%%
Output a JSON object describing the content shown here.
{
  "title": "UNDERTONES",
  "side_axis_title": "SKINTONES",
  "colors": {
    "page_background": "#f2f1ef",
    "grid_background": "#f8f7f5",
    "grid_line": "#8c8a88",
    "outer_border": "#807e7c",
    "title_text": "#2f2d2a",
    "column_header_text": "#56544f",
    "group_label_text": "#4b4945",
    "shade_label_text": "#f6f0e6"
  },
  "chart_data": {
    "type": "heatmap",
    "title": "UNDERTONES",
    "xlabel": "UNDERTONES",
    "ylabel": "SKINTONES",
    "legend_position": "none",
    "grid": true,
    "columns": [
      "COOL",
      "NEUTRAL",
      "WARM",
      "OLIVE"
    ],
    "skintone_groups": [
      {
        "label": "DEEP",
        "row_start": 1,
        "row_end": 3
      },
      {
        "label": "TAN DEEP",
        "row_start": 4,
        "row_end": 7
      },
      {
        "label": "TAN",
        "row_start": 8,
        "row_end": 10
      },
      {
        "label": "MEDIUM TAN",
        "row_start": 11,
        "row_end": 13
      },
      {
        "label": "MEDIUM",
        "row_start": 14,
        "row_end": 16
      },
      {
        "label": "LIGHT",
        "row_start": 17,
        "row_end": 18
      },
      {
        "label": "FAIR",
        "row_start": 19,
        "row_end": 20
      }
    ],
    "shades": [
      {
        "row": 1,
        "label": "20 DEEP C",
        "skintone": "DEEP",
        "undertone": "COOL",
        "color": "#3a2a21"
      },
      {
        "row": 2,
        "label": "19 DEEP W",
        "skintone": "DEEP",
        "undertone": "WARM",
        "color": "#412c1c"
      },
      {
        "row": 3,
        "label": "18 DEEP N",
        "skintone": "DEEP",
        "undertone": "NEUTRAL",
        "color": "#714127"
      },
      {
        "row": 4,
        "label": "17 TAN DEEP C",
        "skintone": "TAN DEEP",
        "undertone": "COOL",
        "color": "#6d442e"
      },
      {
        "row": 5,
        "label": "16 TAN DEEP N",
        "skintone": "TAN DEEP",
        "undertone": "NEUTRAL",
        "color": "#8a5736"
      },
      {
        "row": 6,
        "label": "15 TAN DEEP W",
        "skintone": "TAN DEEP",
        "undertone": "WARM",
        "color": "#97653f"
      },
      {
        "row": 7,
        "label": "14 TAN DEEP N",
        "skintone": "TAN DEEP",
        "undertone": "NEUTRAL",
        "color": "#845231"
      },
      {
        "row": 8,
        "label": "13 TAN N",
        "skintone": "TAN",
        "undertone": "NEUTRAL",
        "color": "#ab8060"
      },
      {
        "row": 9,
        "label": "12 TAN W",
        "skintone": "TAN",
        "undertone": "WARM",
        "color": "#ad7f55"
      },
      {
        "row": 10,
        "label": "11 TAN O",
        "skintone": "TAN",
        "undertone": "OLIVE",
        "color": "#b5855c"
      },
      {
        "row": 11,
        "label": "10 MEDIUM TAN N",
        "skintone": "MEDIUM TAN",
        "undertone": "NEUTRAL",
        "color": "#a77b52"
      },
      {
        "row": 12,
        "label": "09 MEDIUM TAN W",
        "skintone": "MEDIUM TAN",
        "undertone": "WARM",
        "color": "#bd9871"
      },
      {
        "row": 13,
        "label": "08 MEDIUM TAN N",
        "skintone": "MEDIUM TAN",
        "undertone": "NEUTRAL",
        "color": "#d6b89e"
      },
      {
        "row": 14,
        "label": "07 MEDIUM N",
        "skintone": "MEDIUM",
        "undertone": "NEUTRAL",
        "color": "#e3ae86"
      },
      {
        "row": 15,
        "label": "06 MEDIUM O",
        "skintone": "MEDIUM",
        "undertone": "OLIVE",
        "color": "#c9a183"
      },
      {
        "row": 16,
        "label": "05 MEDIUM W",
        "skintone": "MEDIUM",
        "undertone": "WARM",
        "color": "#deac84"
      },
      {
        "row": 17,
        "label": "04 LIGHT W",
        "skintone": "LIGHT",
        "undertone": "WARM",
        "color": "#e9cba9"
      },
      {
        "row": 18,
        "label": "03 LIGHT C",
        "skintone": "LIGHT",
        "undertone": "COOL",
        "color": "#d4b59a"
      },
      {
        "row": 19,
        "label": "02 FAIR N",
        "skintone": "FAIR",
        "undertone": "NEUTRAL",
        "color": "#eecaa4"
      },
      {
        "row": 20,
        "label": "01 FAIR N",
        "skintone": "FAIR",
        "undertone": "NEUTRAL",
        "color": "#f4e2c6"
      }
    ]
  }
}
%%
* EXERCISE BRIEF *
Transcribe the data. Leave every line exactly as it is.

* THE OUTPUT *
Output a JSON object describing the content shown here.
{
  "title": "UNDERTONES",
  "side_axis_title": "SKINTONES",
  "colors": {
    "page_background": "#f2f1ef",
    "grid_background": "#f8f7f5",
    "grid_line": "#8c8a88",
    "outer_border": "#807e7c",
    "title_text": "#2f2d2a",
    "column_header_text": "#56544f",
    "group_label_text": "#4b4945",
    "shade_label_text": "#f6f0e6"
  },
  "chart_data": {
    "type": "heatmap",
    "title": "UNDERTONES",
    "xlabel": "UNDERTONES",
    "ylabel": "SKINTONES",
    "legend_position": "none",
    "grid": true,
    "columns": [
      "COOL",
      "NEUTRAL",
      "WARM",
      "OLIVE"
    ],
    "skintone_groups": [
      {
        "label": "DEEP",
        "row_start": 1,
        "row_end": 3
      },
      {
        "label": "TAN DEEP",
        "row_start": 4,
        "row_end": 7
      },
      {
        "label": "TAN",
        "row_start": 8,
        "row_end": 10
      },
      {
        "label": "MEDIUM TAN",
        "row_start": 11,
        "row_end": 13
      },
      {
        "label": "MEDIUM",
        "row_start": 14,
        "row_end": 16
      },
      {
        "label": "LIGHT",
        "row_start": 17,
        "row_end": 18
      },
      {
        "label": "FAIR",
        "row_start": 19,
        "row_end": 20
      }
    ],
    "shades": [
      {
        "row": 1,
        "label": "20 DEEP C",
        "skintone": "DEEP",
        "undertone": "COOL",
        "color": "#3a2a21"
      },
      {
        "row": 2,
        "label": "19 DEEP W",
        "skintone": "DEEP",
        "undertone": "WARM",
        "color": "#412c1c"
      },
      {
        "row": 3,
        "label": "18 DEEP N",
        "skintone": "DEEP",
        "undertone": "NEUTRAL",
        "color": "#714127"
      },
      {
        "row": 4,
        "label": "17 TAN DEEP C",
        "skintone": "TAN DEEP",
        "undertone": "COOL",
        "color": "#6d442e"
      },
      {
        "row": 5,
        "label": "16 TAN DEEP N",
        "skintone": "TAN DEEP",
        "undertone": "NEUTRAL",
        "color": "#8a5736"
      },
      {
        "row": 6,
        "label": "15 TAN DEEP W",
        "skintone": "TAN DEEP",
        "undertone": "WARM",
        "color": "#97653f"
      },
      {
        "row": 7,
        "label": "14 TAN DEEP N",
        "skintone": "TAN DEEP",
        "undertone": "NEUTRAL",
        "color": "#845231"
      },
      {
        "row": 8,
        "label": "13 TAN N",
        "skintone": "TAN",
        "undertone": "NEUTRAL",
        "color": "#ab8060"
      },
      {
        "row": 9,
        "label": "12 TAN W",
        "skintone": "TAN",
        "undertone": "WARM",
        "color": "#ad7f55"
      },
      {
        "row": 10,
        "label": "11 TAN O",
        "skintone": "TAN",
        "undertone": "OLIVE",
        "color": "#b5855c"
      },
      {
        "row": 11,
        "label": "10 MEDIUM TAN N",
        "skintone": "MEDIUM TAN",
        "undertone": "NEUTRAL",
        "color": "#a77b52"
      },
      {
        "row": 12,
        "label": "09 MEDIUM TAN W",
        "skintone": "MEDIUM TAN",
        "undertone": "WARM",
        "color": "#bd9871"
      },
      {
        "row": 13,
        "label": "08 MEDIUM TAN N",
        "skintone": "MEDIUM TAN",
        "undertone": "NEUTRAL",
        "color": "#d6b89e"
      },
      {
        "row": 14,
        "label": "07 MEDIUM N",
        "skintone": "MEDIUM",
        "undertone": "NEUTRAL",
        "color": "#e3ae86"
      },
      {
        "row": 15,
        "label": "06 MEDIUM O",
        "skintone": "MEDIUM",
        "undertone": "OLIVE",
        "color": "#c9a183"
      },
      {
        "row": 16,
        "label": "05 MEDIUM W",
        "skintone": "MEDIUM",
        "undertone": "WARM",
        "color": "#deac84"
      },
      {
        "row": 17,
        "label": "04 LIGHT W",
        "skintone": "LIGHT",
        "undertone": "WARM",
        "color": "#e9cba9"
      },
      {
        "row": 18,
        "label": "03 LIGHT C",
        "skintone": "LIGHT",
        "undertone": "COOL",
        "color": "#d4b59a"
      },
      {
        "row": 19,
        "label": "02 FAIR N",
        "skintone": "FAIR",
        "undertone": "NEUTRAL",
        "color": "#eecaa4"
      },
      {
        "row": 20,
        "label": "01 FAIR N",
        "skintone": "FAIR",
        "undertone": "NEUTRAL",
        "color": "#f4e2c6"
      }
    ]
  }
}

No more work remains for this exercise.